» Given request: Omit every picture and return the rest of the data unaltered.

Structured figure records:
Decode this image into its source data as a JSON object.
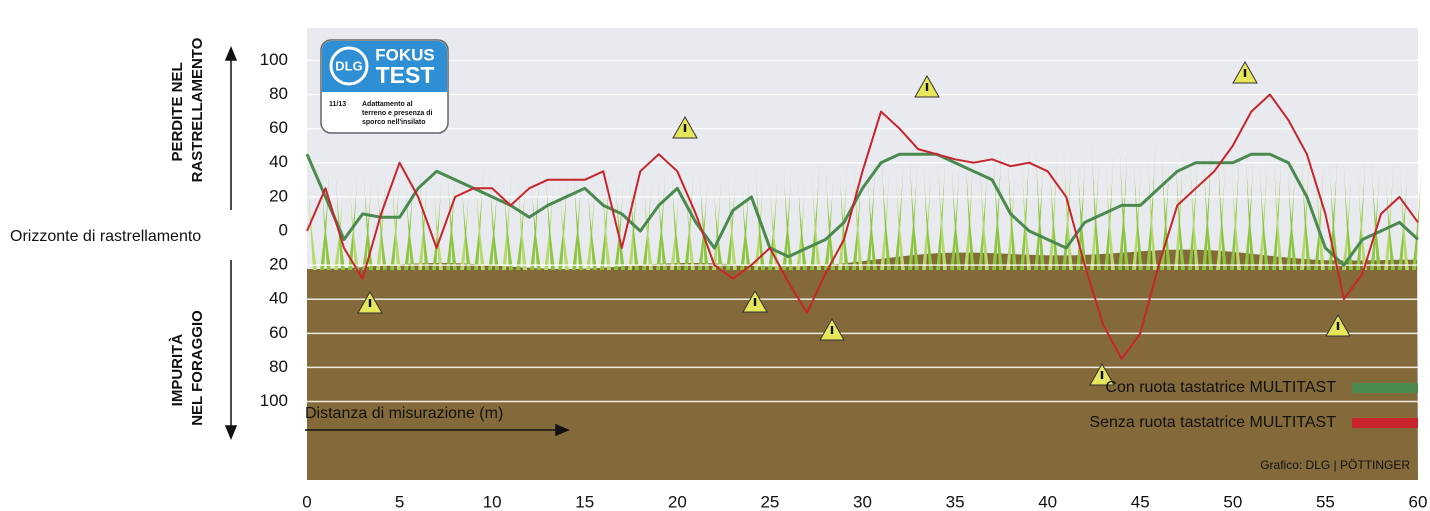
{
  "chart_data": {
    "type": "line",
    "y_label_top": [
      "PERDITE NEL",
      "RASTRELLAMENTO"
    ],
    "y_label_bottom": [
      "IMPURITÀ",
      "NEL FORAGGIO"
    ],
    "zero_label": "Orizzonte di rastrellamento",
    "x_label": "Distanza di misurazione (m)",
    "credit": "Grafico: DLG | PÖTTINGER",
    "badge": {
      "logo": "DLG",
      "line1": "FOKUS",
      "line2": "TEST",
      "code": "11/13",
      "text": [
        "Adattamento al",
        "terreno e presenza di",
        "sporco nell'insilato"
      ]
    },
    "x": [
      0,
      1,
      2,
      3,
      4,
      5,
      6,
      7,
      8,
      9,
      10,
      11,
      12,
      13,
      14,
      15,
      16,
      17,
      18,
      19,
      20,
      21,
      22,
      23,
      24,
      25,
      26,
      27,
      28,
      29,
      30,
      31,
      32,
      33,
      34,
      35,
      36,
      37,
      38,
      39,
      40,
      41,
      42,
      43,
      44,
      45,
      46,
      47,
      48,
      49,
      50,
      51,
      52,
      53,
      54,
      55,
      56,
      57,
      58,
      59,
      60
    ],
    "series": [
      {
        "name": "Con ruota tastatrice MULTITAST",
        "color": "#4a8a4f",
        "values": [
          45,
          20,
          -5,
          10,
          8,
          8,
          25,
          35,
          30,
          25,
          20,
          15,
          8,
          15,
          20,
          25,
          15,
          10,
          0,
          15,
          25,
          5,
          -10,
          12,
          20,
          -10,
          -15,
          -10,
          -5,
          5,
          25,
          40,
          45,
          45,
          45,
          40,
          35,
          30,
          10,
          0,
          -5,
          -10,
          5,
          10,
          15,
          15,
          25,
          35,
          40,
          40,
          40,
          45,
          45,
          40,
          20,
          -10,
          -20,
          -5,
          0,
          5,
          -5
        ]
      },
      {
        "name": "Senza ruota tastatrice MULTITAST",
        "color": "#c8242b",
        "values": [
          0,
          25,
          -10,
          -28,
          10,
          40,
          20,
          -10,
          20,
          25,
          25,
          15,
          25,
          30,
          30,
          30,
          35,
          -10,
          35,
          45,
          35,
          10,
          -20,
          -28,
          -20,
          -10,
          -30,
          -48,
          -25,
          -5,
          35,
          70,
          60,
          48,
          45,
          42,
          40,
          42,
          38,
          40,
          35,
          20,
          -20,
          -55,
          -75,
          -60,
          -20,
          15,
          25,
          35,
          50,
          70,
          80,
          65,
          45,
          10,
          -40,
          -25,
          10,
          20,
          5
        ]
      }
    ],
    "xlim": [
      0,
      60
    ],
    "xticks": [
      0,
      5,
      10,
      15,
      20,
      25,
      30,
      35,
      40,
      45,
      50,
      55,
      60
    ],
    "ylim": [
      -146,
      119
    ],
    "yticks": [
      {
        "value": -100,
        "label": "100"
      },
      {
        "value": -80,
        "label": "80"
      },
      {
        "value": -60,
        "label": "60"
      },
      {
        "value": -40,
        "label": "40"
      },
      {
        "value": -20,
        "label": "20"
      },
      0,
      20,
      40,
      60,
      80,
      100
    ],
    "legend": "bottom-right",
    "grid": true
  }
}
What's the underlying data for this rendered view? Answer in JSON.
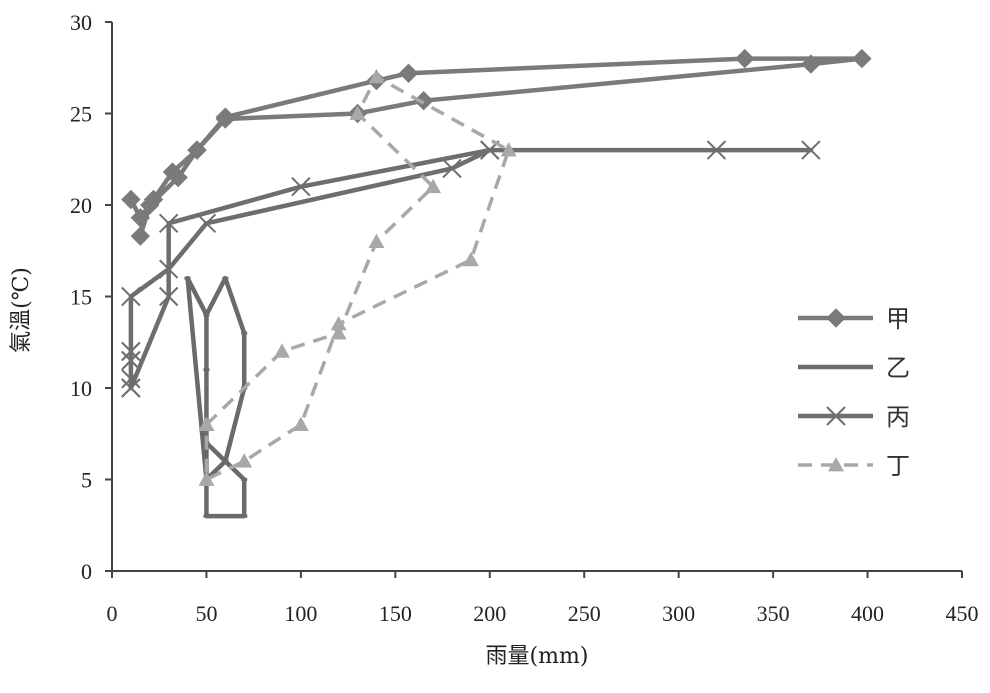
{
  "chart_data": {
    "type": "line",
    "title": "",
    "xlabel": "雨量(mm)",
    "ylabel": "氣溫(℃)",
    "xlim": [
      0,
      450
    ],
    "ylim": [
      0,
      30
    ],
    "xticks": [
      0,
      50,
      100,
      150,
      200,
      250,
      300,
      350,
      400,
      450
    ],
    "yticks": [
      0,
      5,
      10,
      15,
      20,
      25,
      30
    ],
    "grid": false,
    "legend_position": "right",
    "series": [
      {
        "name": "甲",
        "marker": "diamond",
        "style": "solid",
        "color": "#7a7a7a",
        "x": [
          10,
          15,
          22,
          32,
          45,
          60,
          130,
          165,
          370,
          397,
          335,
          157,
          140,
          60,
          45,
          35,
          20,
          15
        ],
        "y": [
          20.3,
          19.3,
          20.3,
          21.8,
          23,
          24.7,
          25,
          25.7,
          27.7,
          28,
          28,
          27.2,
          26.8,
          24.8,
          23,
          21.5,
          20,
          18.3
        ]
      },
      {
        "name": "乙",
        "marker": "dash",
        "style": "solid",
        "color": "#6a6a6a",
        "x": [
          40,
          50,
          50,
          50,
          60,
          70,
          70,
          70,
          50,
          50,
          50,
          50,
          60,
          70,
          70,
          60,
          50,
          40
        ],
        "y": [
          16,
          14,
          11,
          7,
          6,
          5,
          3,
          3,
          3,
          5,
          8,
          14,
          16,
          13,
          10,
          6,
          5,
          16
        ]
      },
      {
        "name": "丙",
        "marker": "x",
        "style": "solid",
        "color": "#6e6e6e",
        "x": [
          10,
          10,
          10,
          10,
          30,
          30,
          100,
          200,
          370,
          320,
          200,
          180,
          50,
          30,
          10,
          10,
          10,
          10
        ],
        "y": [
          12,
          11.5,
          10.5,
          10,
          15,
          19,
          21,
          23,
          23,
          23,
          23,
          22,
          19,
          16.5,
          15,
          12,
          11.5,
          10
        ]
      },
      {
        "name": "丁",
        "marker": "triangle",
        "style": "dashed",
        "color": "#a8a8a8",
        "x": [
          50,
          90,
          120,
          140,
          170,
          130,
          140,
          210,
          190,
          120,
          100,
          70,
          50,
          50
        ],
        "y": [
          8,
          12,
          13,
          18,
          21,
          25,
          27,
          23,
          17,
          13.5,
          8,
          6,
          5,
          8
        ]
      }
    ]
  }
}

» Result of this task:
Decode this image into its source data as a JSON object.
{
  "chart_data": {
    "type": "line",
    "y_label_top": [
      "PERDITE NEL",
      "RASTRELLAMENTO"
    ],
    "y_label_bottom": [
      "IMPURITÀ",
      "NEL FORAGGIO"
    ],
    "zero_label": "Orizzonte di rastrellamento",
    "x_label": "Distanza di misurazione (m)",
    "credit": "Grafico: DLG | PÖTTINGER",
    "badge": {
      "logo": "DLG",
      "line1": "FOKUS",
      "line2": "TEST",
      "code": "11/13",
      "text": [
        "Adattamento al",
        "terreno e presenza di",
        "sporco nell'insilato"
      ]
    },
    "x": [
      0,
      1,
      2,
      3,
      4,
      5,
      6,
      7,
      8,
      9,
      10,
      11,
      12,
      13,
      14,
      15,
      16,
      17,
      18,
      19,
      20,
      21,
      22,
      23,
      24,
      25,
      26,
      27,
      28,
      29,
      30,
      31,
      32,
      33,
      34,
      35,
      36,
      37,
      38,
      39,
      40,
      41,
      42,
      43,
      44,
      45,
      46,
      47,
      48,
      49,
      50,
      51,
      52,
      53,
      54,
      55,
      56,
      57,
      58,
      59,
      60
    ],
    "series": [
      {
        "name": "Con ruota tastatrice MULTITAST",
        "color": "#4a8a4f",
        "values": [
          45,
          20,
          -5,
          10,
          8,
          8,
          25,
          35,
          30,
          25,
          20,
          15,
          8,
          15,
          20,
          25,
          15,
          10,
          0,
          15,
          25,
          5,
          -10,
          12,
          20,
          -10,
          -15,
          -10,
          -5,
          5,
          25,
          40,
          45,
          45,
          45,
          40,
          35,
          30,
          10,
          0,
          -5,
          -10,
          5,
          10,
          15,
          15,
          25,
          35,
          40,
          40,
          40,
          45,
          45,
          40,
          20,
          -10,
          -20,
          -5,
          0,
          5,
          -5
        ]
      },
      {
        "name": "Senza ruota tastatrice MULTITAST",
        "color": "#c8242b",
        "values": [
          0,
          25,
          -10,
          -28,
          10,
          40,
          20,
          -10,
          20,
          25,
          25,
          15,
          25,
          30,
          30,
          30,
          35,
          -10,
          35,
          45,
          35,
          10,
          -20,
          -28,
          -20,
          -10,
          -30,
          -48,
          -25,
          -5,
          35,
          70,
          60,
          48,
          45,
          42,
          40,
          42,
          38,
          40,
          35,
          20,
          -20,
          -55,
          -75,
          -60,
          -20,
          15,
          25,
          35,
          50,
          70,
          80,
          65,
          45,
          10,
          -40,
          -25,
          10,
          20,
          5
        ]
      }
    ],
    "xlim": [
      0,
      60
    ],
    "xticks": [
      0,
      5,
      10,
      15,
      20,
      25,
      30,
      35,
      40,
      45,
      50,
      55,
      60
    ],
    "ylim": [
      -146,
      119
    ],
    "yticks": [
      {
        "value": -100,
        "label": "100"
      },
      {
        "value": -80,
        "label": "80"
      },
      {
        "value": -60,
        "label": "60"
      },
      {
        "value": -40,
        "label": "40"
      },
      {
        "value": -20,
        "label": "20"
      },
      0,
      20,
      40,
      60,
      80,
      100
    ],
    "legend": "bottom-right",
    "grid": true
  }
}
What's the underlying data for this rendered view? Answer in JSON.
{
  "chart_data": {
    "type": "line",
    "title": "",
    "xlabel": "雨量(mm)",
    "ylabel": "氣溫(℃)",
    "xlim": [
      0,
      450
    ],
    "ylim": [
      0,
      30
    ],
    "xticks": [
      0,
      50,
      100,
      150,
      200,
      250,
      300,
      350,
      400,
      450
    ],
    "yticks": [
      0,
      5,
      10,
      15,
      20,
      25,
      30
    ],
    "grid": false,
    "legend_position": "right",
    "series": [
      {
        "name": "甲",
        "marker": "diamond",
        "style": "solid",
        "color": "#7a7a7a",
        "x": [
          10,
          15,
          22,
          32,
          45,
          60,
          130,
          165,
          370,
          397,
          335,
          157,
          140,
          60,
          45,
          35,
          20,
          15
        ],
        "y": [
          20.3,
          19.3,
          20.3,
          21.8,
          23,
          24.7,
          25,
          25.7,
          27.7,
          28,
          28,
          27.2,
          26.8,
          24.8,
          23,
          21.5,
          20,
          18.3
        ]
      },
      {
        "name": "乙",
        "marker": "dash",
        "style": "solid",
        "color": "#6a6a6a",
        "x": [
          40,
          50,
          50,
          50,
          60,
          70,
          70,
          70,
          50,
          50,
          50,
          50,
          60,
          70,
          70,
          60,
          50,
          40
        ],
        "y": [
          16,
          14,
          11,
          7,
          6,
          5,
          3,
          3,
          3,
          5,
          8,
          14,
          16,
          13,
          10,
          6,
          5,
          16
        ]
      },
      {
        "name": "丙",
        "marker": "x",
        "style": "solid",
        "color": "#6e6e6e",
        "x": [
          10,
          10,
          10,
          10,
          30,
          30,
          100,
          200,
          370,
          320,
          200,
          180,
          50,
          30,
          10,
          10,
          10,
          10
        ],
        "y": [
          12,
          11.5,
          10.5,
          10,
          15,
          19,
          21,
          23,
          23,
          23,
          23,
          22,
          19,
          16.5,
          15,
          12,
          11.5,
          10
        ]
      },
      {
        "name": "丁",
        "marker": "triangle",
        "style": "dashed",
        "color": "#a8a8a8",
        "x": [
          50,
          90,
          120,
          140,
          170,
          130,
          140,
          210,
          190,
          120,
          100,
          70,
          50,
          50
        ],
        "y": [
          8,
          12,
          13,
          18,
          21,
          25,
          27,
          23,
          17,
          13.5,
          8,
          6,
          5,
          8
        ]
      }
    ]
  }
}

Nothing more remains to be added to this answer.